*** Data for processing ***

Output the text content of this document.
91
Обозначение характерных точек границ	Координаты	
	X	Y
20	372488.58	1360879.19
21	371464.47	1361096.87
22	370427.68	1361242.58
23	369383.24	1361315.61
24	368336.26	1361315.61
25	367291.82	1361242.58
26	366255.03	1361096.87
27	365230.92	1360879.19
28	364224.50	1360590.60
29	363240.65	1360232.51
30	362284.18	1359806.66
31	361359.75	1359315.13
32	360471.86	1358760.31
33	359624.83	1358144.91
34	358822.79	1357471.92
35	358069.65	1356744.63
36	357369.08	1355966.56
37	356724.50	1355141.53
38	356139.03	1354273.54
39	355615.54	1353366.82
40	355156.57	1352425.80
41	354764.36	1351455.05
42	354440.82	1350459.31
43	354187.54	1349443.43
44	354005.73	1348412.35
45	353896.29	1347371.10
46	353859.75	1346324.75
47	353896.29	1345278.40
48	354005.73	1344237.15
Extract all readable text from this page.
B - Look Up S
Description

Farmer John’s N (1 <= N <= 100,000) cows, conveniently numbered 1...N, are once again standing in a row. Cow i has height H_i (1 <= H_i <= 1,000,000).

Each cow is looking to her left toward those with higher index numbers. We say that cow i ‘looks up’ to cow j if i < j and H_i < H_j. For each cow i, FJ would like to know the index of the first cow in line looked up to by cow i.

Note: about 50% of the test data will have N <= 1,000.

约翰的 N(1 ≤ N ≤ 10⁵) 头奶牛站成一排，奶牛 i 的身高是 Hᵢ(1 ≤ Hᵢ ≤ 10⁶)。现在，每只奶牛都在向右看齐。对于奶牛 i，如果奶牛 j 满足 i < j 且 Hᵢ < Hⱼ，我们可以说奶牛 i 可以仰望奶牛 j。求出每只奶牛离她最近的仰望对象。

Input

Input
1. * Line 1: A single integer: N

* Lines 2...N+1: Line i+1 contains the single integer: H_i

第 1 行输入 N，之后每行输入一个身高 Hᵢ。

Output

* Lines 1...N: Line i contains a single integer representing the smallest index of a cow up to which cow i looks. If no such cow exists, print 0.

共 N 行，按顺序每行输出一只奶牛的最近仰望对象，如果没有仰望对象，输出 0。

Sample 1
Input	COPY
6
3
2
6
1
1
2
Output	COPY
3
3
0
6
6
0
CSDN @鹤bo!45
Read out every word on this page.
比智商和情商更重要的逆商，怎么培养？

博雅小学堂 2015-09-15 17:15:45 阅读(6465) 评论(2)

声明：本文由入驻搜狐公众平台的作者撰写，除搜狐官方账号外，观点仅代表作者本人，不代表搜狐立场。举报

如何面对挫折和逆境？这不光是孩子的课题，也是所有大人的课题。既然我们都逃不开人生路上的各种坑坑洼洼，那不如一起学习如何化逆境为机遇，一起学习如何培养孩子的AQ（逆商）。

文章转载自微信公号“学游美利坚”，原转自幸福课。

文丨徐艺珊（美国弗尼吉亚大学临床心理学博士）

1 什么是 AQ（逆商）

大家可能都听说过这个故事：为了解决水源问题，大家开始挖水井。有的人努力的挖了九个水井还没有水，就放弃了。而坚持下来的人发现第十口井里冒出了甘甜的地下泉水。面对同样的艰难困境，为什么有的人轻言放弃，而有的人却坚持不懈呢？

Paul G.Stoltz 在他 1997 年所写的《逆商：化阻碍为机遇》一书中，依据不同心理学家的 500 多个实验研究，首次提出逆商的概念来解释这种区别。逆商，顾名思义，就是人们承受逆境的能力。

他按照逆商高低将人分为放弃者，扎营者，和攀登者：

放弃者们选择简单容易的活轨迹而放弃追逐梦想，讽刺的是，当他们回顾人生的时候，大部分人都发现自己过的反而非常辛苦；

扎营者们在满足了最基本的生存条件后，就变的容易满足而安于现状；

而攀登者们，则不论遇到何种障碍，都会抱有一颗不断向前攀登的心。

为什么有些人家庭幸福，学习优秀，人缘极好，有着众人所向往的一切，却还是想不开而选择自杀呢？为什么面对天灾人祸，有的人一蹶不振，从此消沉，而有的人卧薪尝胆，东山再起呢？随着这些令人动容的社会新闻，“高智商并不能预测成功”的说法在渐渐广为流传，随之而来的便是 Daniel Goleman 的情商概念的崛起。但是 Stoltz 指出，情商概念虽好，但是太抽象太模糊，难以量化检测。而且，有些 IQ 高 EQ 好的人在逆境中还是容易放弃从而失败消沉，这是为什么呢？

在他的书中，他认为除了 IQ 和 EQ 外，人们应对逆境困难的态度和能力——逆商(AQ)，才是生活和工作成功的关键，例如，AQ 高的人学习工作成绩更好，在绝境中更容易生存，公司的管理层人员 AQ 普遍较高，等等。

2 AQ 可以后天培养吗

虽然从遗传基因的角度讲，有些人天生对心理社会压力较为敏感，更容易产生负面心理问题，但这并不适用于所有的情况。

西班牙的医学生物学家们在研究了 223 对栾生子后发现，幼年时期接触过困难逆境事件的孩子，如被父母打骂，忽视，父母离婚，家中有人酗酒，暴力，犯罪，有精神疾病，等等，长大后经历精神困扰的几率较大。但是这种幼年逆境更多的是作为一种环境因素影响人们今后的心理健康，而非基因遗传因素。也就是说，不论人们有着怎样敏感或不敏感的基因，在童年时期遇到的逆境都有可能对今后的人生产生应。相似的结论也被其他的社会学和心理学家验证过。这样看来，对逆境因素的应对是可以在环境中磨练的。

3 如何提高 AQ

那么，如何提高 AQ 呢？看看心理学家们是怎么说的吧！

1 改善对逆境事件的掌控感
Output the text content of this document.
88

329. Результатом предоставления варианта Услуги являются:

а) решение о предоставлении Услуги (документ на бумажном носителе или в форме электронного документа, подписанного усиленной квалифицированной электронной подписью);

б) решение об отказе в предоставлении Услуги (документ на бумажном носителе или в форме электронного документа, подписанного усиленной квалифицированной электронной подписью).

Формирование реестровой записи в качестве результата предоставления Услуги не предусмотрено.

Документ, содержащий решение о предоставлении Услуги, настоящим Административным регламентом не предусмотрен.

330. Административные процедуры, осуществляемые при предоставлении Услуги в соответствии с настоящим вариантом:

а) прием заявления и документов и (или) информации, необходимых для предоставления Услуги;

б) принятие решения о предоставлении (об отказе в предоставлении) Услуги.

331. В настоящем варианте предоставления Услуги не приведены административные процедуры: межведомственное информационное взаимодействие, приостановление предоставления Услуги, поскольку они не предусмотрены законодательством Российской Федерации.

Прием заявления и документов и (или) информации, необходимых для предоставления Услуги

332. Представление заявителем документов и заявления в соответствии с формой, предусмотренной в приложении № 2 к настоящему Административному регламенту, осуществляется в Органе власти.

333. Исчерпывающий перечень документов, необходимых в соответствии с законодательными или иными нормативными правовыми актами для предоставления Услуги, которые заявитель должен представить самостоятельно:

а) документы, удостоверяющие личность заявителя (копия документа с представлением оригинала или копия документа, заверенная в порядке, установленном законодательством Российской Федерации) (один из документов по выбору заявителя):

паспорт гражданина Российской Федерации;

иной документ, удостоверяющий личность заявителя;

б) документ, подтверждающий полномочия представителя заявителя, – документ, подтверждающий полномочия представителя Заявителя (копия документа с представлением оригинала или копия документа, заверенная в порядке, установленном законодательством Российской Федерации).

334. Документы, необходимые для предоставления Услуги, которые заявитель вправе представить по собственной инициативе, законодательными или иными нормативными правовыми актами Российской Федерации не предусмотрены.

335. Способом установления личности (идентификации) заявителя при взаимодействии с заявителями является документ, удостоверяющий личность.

***

Search the entries for the word "носителе" and copy every line that has it.

--- Answer ---
а) решение о предоставлении Услуги (документ на бумажном носителе или в форме электронного документа, подписанного усиленной квалифицированной электронной подписью);
б) решение об отказе в предоставлении Услуги (документ на бумажном носителе или в форме электронного документа, подписанного усиленной квалифицированной электронной подписью).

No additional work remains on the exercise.